Exercise details -> From the listing that follows, output everything exactly except the pictures.

-------

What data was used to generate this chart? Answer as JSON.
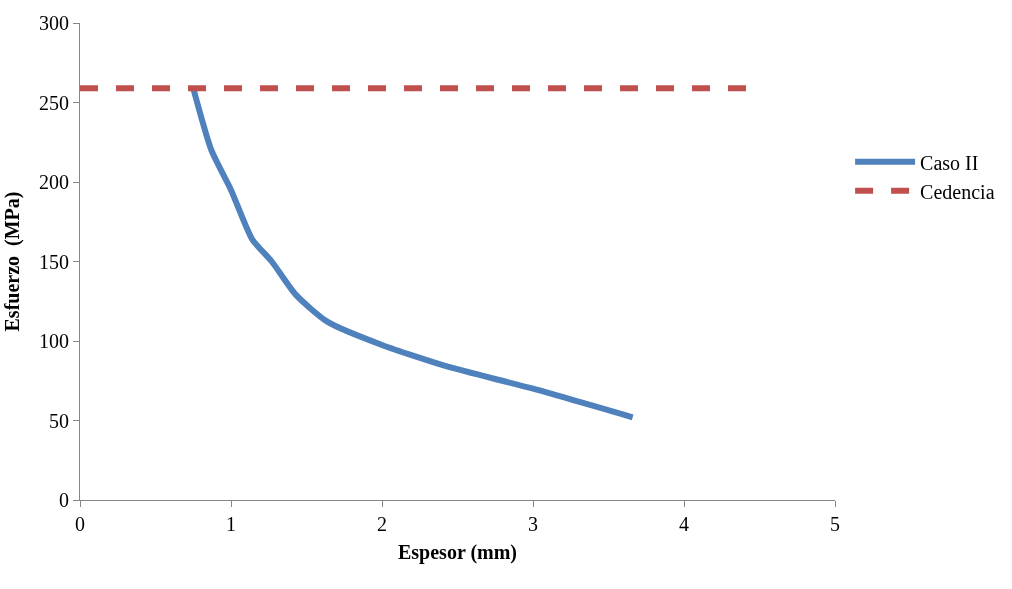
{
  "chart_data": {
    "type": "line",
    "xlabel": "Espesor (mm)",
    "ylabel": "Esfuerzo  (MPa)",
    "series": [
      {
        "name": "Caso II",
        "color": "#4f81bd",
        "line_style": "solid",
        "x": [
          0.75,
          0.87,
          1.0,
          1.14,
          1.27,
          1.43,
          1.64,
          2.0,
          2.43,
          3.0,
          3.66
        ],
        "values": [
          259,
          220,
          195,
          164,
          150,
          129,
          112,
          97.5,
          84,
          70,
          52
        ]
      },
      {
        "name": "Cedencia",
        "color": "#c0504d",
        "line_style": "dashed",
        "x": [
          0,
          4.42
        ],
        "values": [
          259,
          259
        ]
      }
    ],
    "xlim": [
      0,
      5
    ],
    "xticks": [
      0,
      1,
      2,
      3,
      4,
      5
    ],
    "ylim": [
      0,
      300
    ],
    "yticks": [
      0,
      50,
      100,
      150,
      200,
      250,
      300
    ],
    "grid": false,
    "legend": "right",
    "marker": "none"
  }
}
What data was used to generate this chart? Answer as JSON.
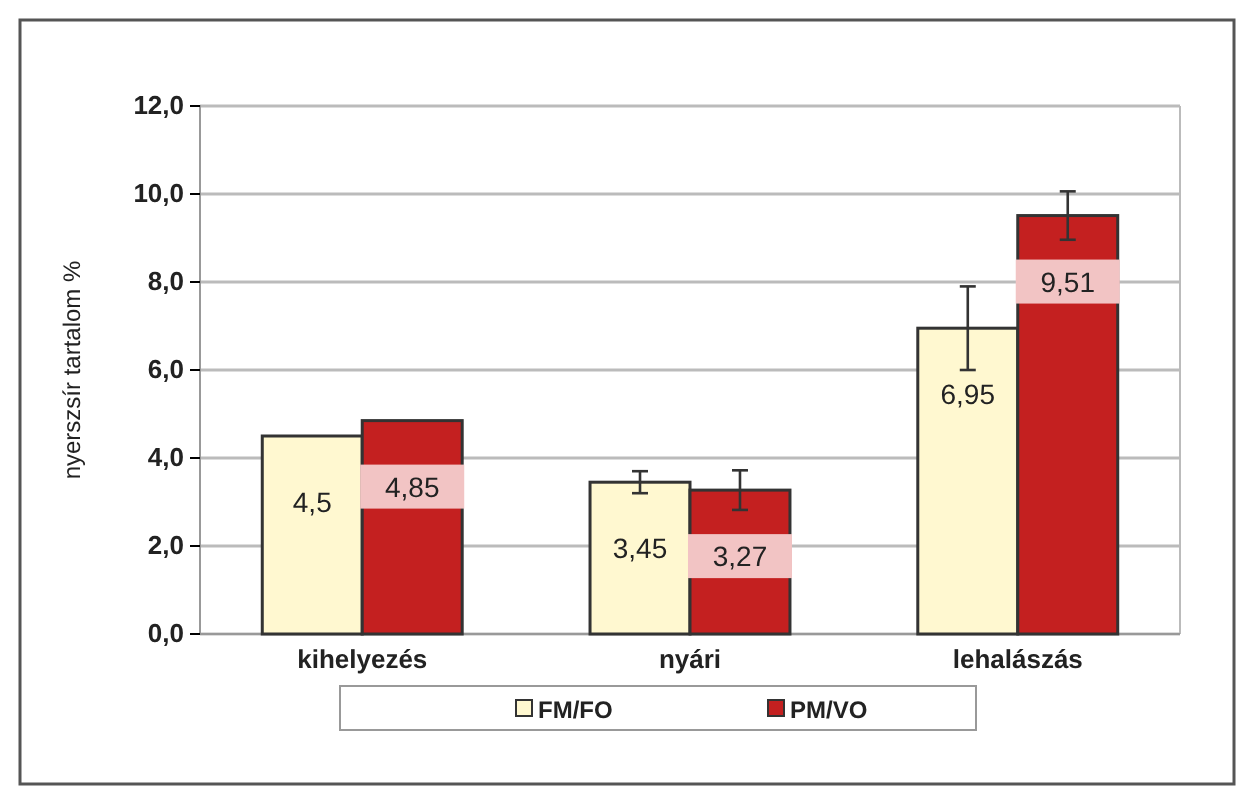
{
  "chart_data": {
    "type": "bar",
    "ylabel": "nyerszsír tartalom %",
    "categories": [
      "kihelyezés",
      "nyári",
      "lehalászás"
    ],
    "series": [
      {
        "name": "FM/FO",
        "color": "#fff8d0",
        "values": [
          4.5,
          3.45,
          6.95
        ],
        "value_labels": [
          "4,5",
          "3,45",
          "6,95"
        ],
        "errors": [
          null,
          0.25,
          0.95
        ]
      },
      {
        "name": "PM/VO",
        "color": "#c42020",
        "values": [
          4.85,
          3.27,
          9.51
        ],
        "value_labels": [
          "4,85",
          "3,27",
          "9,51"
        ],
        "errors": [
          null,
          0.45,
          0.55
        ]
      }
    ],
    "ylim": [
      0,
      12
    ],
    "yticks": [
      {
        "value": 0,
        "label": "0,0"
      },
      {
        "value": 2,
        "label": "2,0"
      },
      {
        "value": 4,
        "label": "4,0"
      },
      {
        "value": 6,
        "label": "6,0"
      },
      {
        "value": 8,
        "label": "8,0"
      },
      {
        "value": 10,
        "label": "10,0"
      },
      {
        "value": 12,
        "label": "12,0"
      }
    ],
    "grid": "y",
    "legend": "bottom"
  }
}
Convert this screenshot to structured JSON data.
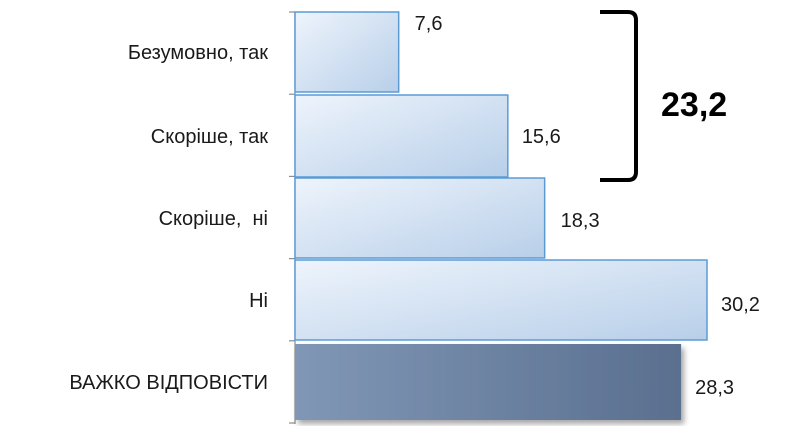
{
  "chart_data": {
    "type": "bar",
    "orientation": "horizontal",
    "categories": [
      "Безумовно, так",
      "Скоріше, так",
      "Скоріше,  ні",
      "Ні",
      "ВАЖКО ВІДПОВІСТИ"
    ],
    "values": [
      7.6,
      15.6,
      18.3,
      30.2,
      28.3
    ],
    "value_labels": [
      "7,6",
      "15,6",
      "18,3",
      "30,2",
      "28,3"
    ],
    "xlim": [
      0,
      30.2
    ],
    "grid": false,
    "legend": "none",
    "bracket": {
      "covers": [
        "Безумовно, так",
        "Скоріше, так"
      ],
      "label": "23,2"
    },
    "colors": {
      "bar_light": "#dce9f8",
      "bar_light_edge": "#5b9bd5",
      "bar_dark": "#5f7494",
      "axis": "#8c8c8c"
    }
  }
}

-------

Solution to the problem ->
What data was used to generate this chart? Answer as JSON.
{
  "chart_data": {
    "type": "line",
    "xlabel": "Espesor (mm)",
    "ylabel": "Esfuerzo  (MPa)",
    "series": [
      {
        "name": "Caso II",
        "color": "#4f81bd",
        "line_style": "solid",
        "x": [
          0.75,
          0.87,
          1.0,
          1.14,
          1.27,
          1.43,
          1.64,
          2.0,
          2.43,
          3.0,
          3.66
        ],
        "values": [
          259,
          220,
          195,
          164,
          150,
          129,
          112,
          97.5,
          84,
          70,
          52
        ]
      },
      {
        "name": "Cedencia",
        "color": "#c0504d",
        "line_style": "dashed",
        "x": [
          0,
          4.42
        ],
        "values": [
          259,
          259
        ]
      }
    ],
    "xlim": [
      0,
      5
    ],
    "xticks": [
      0,
      1,
      2,
      3,
      4,
      5
    ],
    "ylim": [
      0,
      300
    ],
    "yticks": [
      0,
      50,
      100,
      150,
      200,
      250,
      300
    ],
    "grid": false,
    "legend": "right",
    "marker": "none"
  }
}
What data was used to generate this chart? Answer as JSON.
{
  "chart_data": {
    "type": "bar",
    "ylabel": "nyerszsír tartalom %",
    "categories": [
      "kihelyezés",
      "nyári",
      "lehalászás"
    ],
    "series": [
      {
        "name": "FM/FO",
        "color": "#fff8d0",
        "values": [
          4.5,
          3.45,
          6.95
        ],
        "value_labels": [
          "4,5",
          "3,45",
          "6,95"
        ],
        "errors": [
          null,
          0.25,
          0.95
        ]
      },
      {
        "name": "PM/VO",
        "color": "#c42020",
        "values": [
          4.85,
          3.27,
          9.51
        ],
        "value_labels": [
          "4,85",
          "3,27",
          "9,51"
        ],
        "errors": [
          null,
          0.45,
          0.55
        ]
      }
    ],
    "ylim": [
      0,
      12
    ],
    "yticks": [
      {
        "value": 0,
        "label": "0,0"
      },
      {
        "value": 2,
        "label": "2,0"
      },
      {
        "value": 4,
        "label": "4,0"
      },
      {
        "value": 6,
        "label": "6,0"
      },
      {
        "value": 8,
        "label": "8,0"
      },
      {
        "value": 10,
        "label": "10,0"
      },
      {
        "value": 12,
        "label": "12,0"
      }
    ],
    "grid": "y",
    "legend": "bottom"
  }
}
Convert this screenshot to structured JSON data.
{
  "chart_data": {
    "type": "bar",
    "orientation": "horizontal",
    "categories": [
      "Безумовно, так",
      "Скоріше, так",
      "Скоріше,  ні",
      "Ні",
      "ВАЖКО ВІДПОВІСТИ"
    ],
    "values": [
      7.6,
      15.6,
      18.3,
      30.2,
      28.3
    ],
    "value_labels": [
      "7,6",
      "15,6",
      "18,3",
      "30,2",
      "28,3"
    ],
    "xlim": [
      0,
      30.2
    ],
    "grid": false,
    "legend": "none",
    "bracket": {
      "covers": [
        "Безумовно, так",
        "Скоріше, так"
      ],
      "label": "23,2"
    },
    "colors": {
      "bar_light": "#dce9f8",
      "bar_light_edge": "#5b9bd5",
      "bar_dark": "#5f7494",
      "axis": "#8c8c8c"
    }
  }
}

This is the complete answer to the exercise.